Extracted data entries

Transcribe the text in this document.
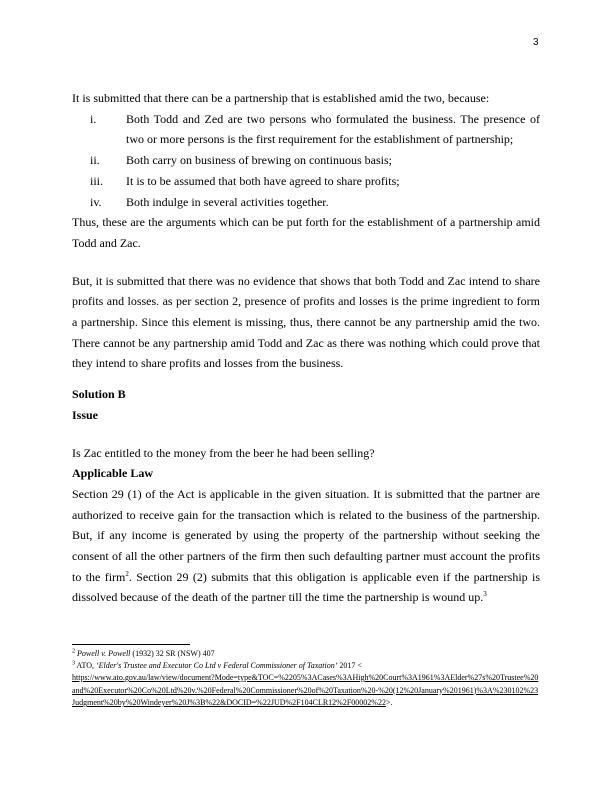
3

It is submitted that there can be a partnership that is established amid the two, because:

i. Both Todd and Zed are two persons who formulated the business. The presence of two or more persons is the first requirement for the establishment of partnership;
ii. Both carry on business of brewing on continuous basis;
iii. It is to be assumed that both have agreed to share profits;
iv. Both indulge in several activities together.

Thus, these are the arguments which can be put forth for the establishment of a partnership amid Todd and Zac.

But, it is submitted that there was no evidence that shows that both Todd and Zac intend to share profits and losses. as per section 2, presence of profits and losses is the prime ingredient to form a partnership. Since this element is missing, thus, there cannot be any partnership amid the two. There cannot be any partnership amid Todd and Zac as there was nothing which could prove that they intend to share profits and losses from the business.

Solution B

Issue

Is Zac entitled to the money from the beer he had been selling?

Applicable Law

Section 29 (1) of the Act is applicable in the given situation. It is submitted that the partner are authorized to receive gain for the transaction which is related to the business of the partnership. But, if any income is generated by using the property of the partnership without seeking the consent of all the other partners of the firm then such defaulting partner must account the profits to the firm$^2$. Section 29 (2) submits that this obligation is applicable even if the partnership is dissolved because of the death of the partner till the time the partnership is wound up.$^3$

$^2$ Powell v. Powell (1932) 32 SR (NSW) 407

$^3$ ATO, ‘Elder's Trustee and Executor Co Ltd v Federal Commissioner of Taxation’ 2017 <

https://www.ato.gov.au/law/view/document?Mode=type&TOC=%2205%3ACases%3AHigh%20Court%3A1961%3AElder%27s%20Trustee%20and%20Executor%20Co%20Ltd%20v.%20Federal%20Commissioner%20of%20Taxation%20-%20(12%20January%201961)%3A%230102%23Judgment%20by%20Windeyer%20J%3B%22&DOCID=%22JUD%2F104CLR12%2F00002%22>.
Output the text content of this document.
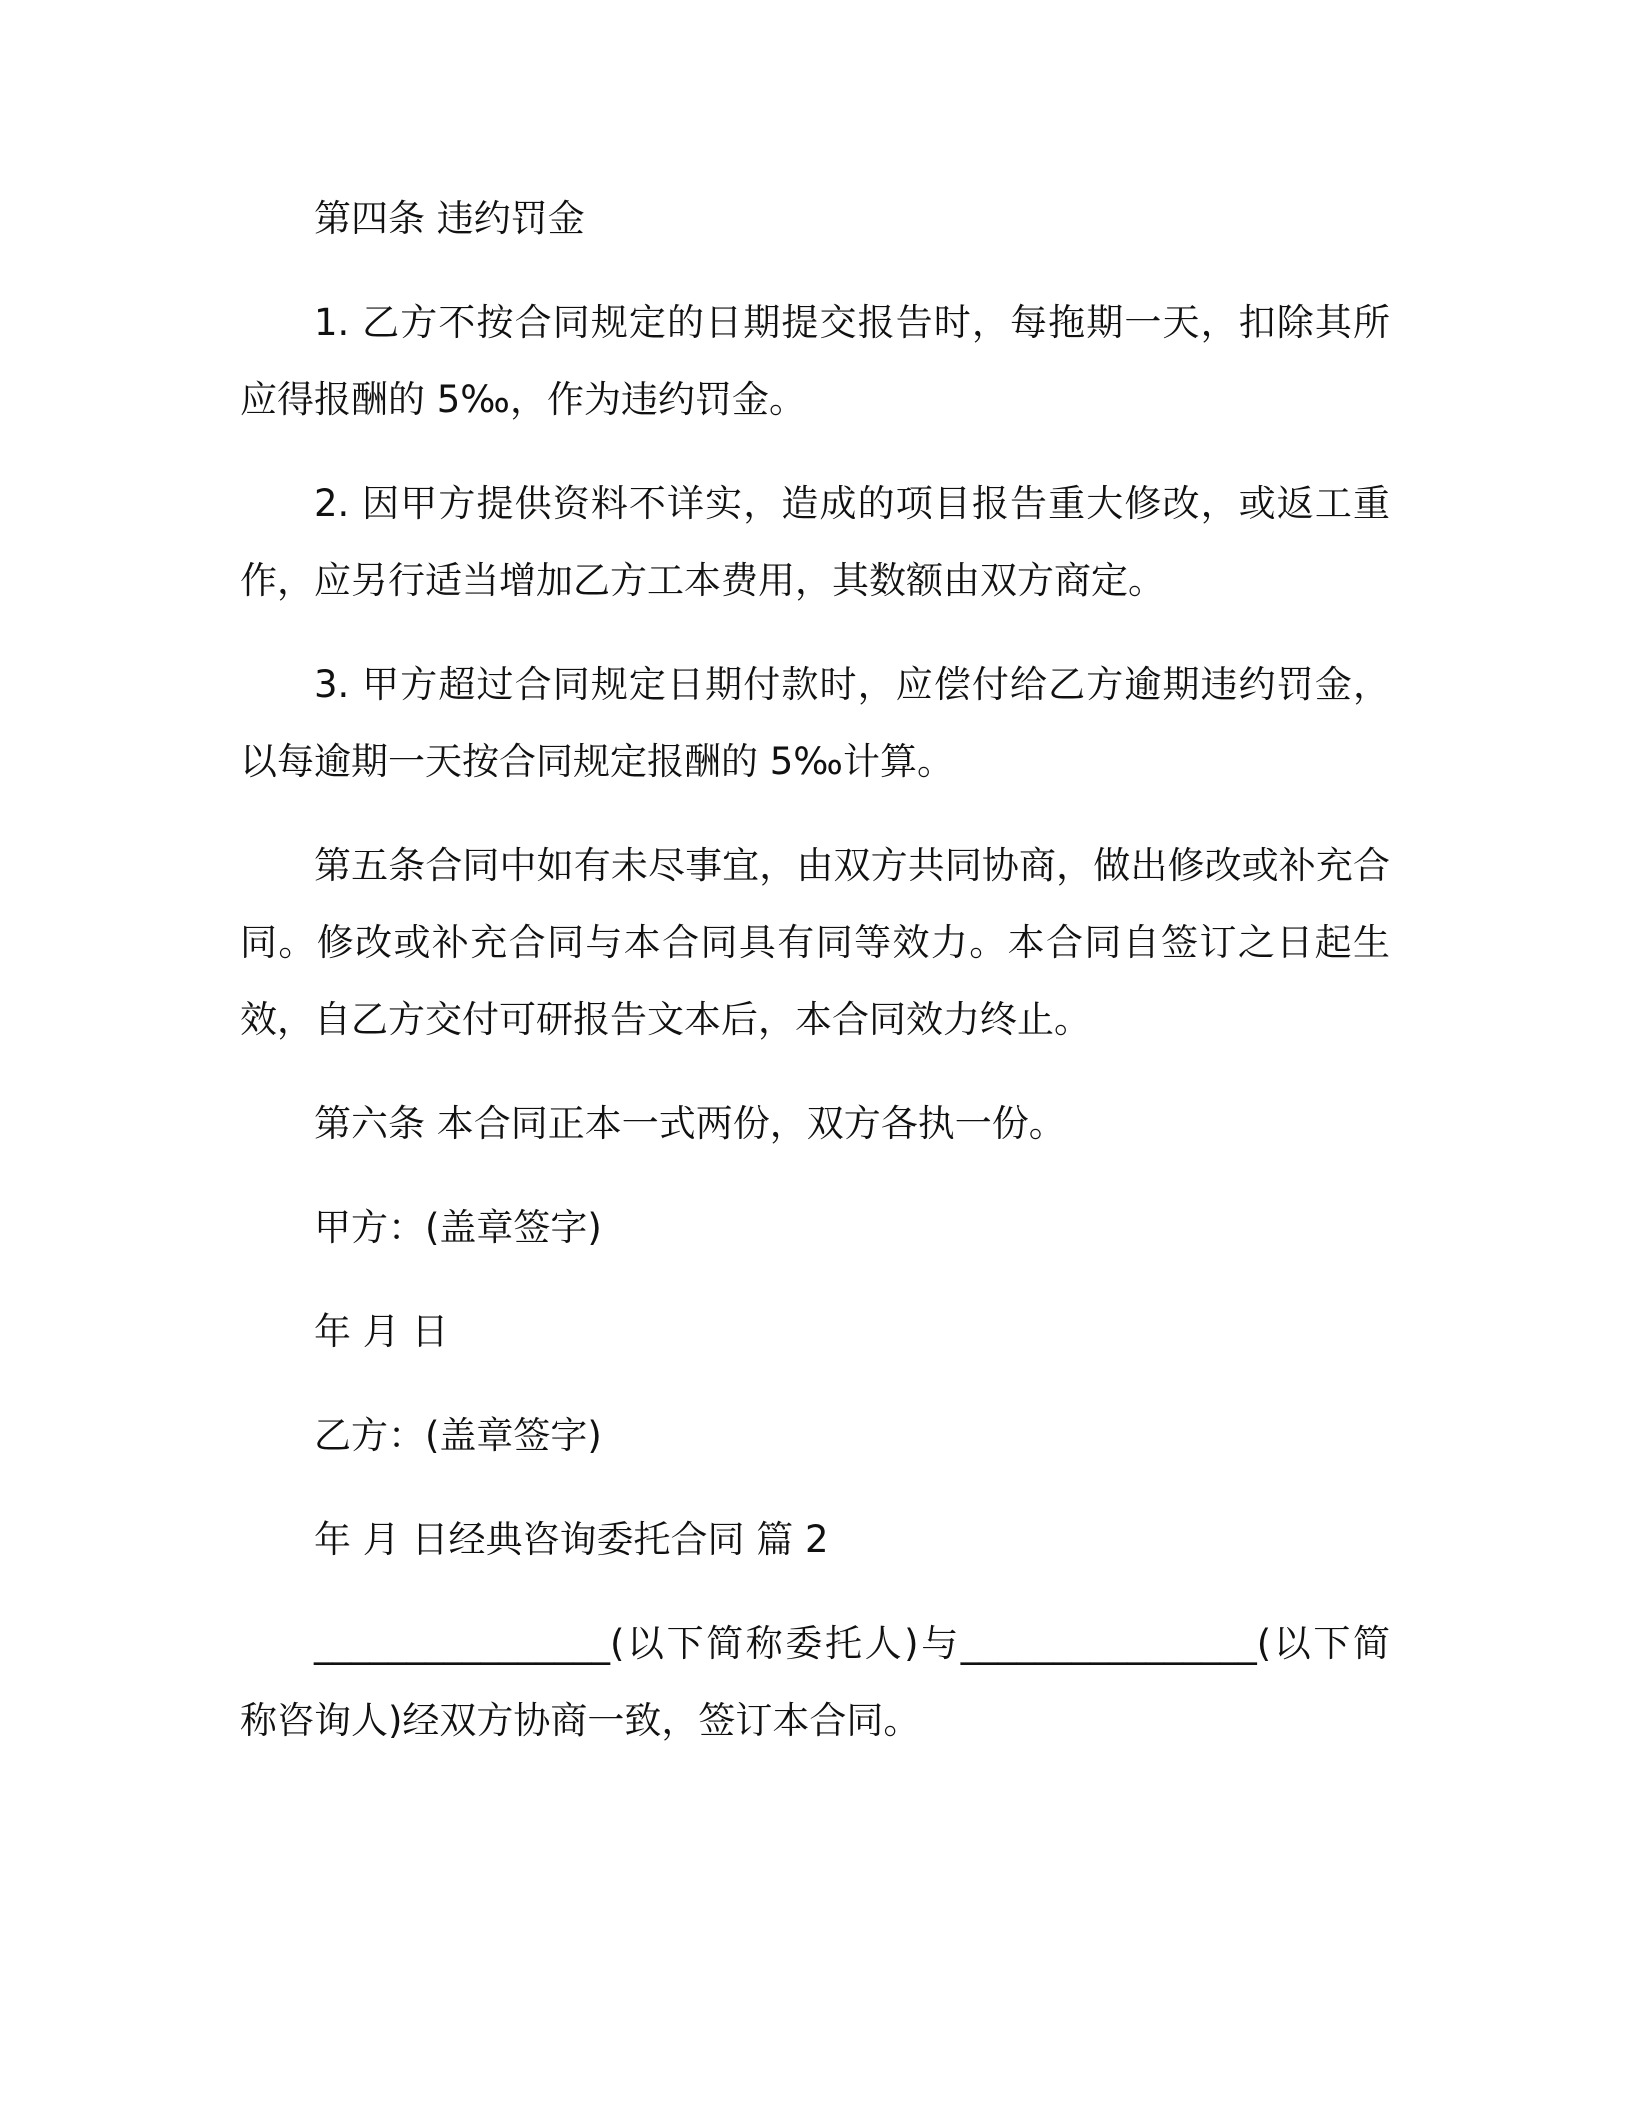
第四条 违约罚金

1. 乙方不按合同规定的日期提交报告时，每拖期一天，扣除其所应得报酬的 5‰，作为违约罚金。

2. 因甲方提供资料不详实，造成的项目报告重大修改，或返工重作，应另行适当增加乙方工本费用，其数额由双方商定。

3. 甲方超过合同规定日期付款时，应偿付给乙方逾期违约罚金，以每逾期一天按合同规定报酬的 5‰计算。

第五条合同中如有未尽事宜，由双方共同协商，做出修改或补充合同。修改或补充合同与本合同具有同等效力。本合同自签订之日起生效，自乙方交付可研报告文本后，本合同效力终止。

第六条 本合同正本一式两份，双方各执一份。

甲方：(盖章签字)

年 月 日

乙方：(盖章签字)

年 月 日经典咨询委托合同 篇 2

________________(以下简称委托人)与________________(以下简称咨询人)经双方协商一致，签订本合同。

PROBLEM –
Without the pictures, return the entries exactly as they appear.

THE OUTPUT –
Transcribe the text in this document.
3

It is submitted that there can be a partnership that is established amid the two, because:

i. Both Todd and Zed are two persons who formulated the business. The presence of two or more persons is the first requirement for the establishment of partnership;
ii. Both carry on business of brewing on continuous basis;
iii. It is to be assumed that both have agreed to share profits;
iv. Both indulge in several activities together.

Thus, these are the arguments which can be put forth for the establishment of a partnership amid Todd and Zac.

But, it is submitted that there was no evidence that shows that both Todd and Zac intend to share profits and losses. as per section 2, presence of profits and losses is the prime ingredient to form a partnership. Since this element is missing, thus, there cannot be any partnership amid the two. There cannot be any partnership amid Todd and Zac as there was nothing which could prove that they intend to share profits and losses from the business.

Solution B

Issue

Is Zac entitled to the money from the beer he had been selling?

Applicable Law

Section 29 (1) of the Act is applicable in the given situation. It is submitted that the partner are authorized to receive gain for the transaction which is related to the business of the partnership. But, if any income is generated by using the property of the partnership without seeking the consent of all the other partners of the firm then such defaulting partner must account the profits to the firm$^2$. Section 29 (2) submits that this obligation is applicable even if the partnership is dissolved because of the death of the partner till the time the partnership is wound up.$^3$

$^2$ Powell v. Powell (1932) 32 SR (NSW) 407

$^3$ ATO, ‘Elder's Trustee and Executor Co Ltd v Federal Commissioner of Taxation’ 2017 <

https://www.ato.gov.au/law/view/document?Mode=type&TOC=%2205%3ACases%3AHigh%20Court%3A1961%3AElder%27s%20Trustee%20and%20Executor%20Co%20Ltd%20v.%20Federal%20Commissioner%20of%20Taxation%20-%20(12%20January%201961)%3A%230102%23Judgment%20by%20Windeyer%20J%3B%22&DOCID=%22JUD%2F104CLR12%2F00002%22>.
Output the text content of this document.
第四条 违约罚金

1. 乙方不按合同规定的日期提交报告时，每拖期一天，扣除其所应得报酬的 5‰，作为违约罚金。

2. 因甲方提供资料不详实，造成的项目报告重大修改，或返工重作，应另行适当增加乙方工本费用，其数额由双方商定。

3. 甲方超过合同规定日期付款时，应偿付给乙方逾期违约罚金，以每逾期一天按合同规定报酬的 5‰计算。

第五条合同中如有未尽事宜，由双方共同协商，做出修改或补充合同。修改或补充合同与本合同具有同等效力。本合同自签订之日起生效，自乙方交付可研报告文本后，本合同效力终止。

第六条 本合同正本一式两份，双方各执一份。

甲方：(盖章签字)

年 月 日

乙方：(盖章签字)

年 月 日经典咨询委托合同 篇 2

________________(以下简称委托人)与________________(以下简称咨询人)经双方协商一致，签订本合同。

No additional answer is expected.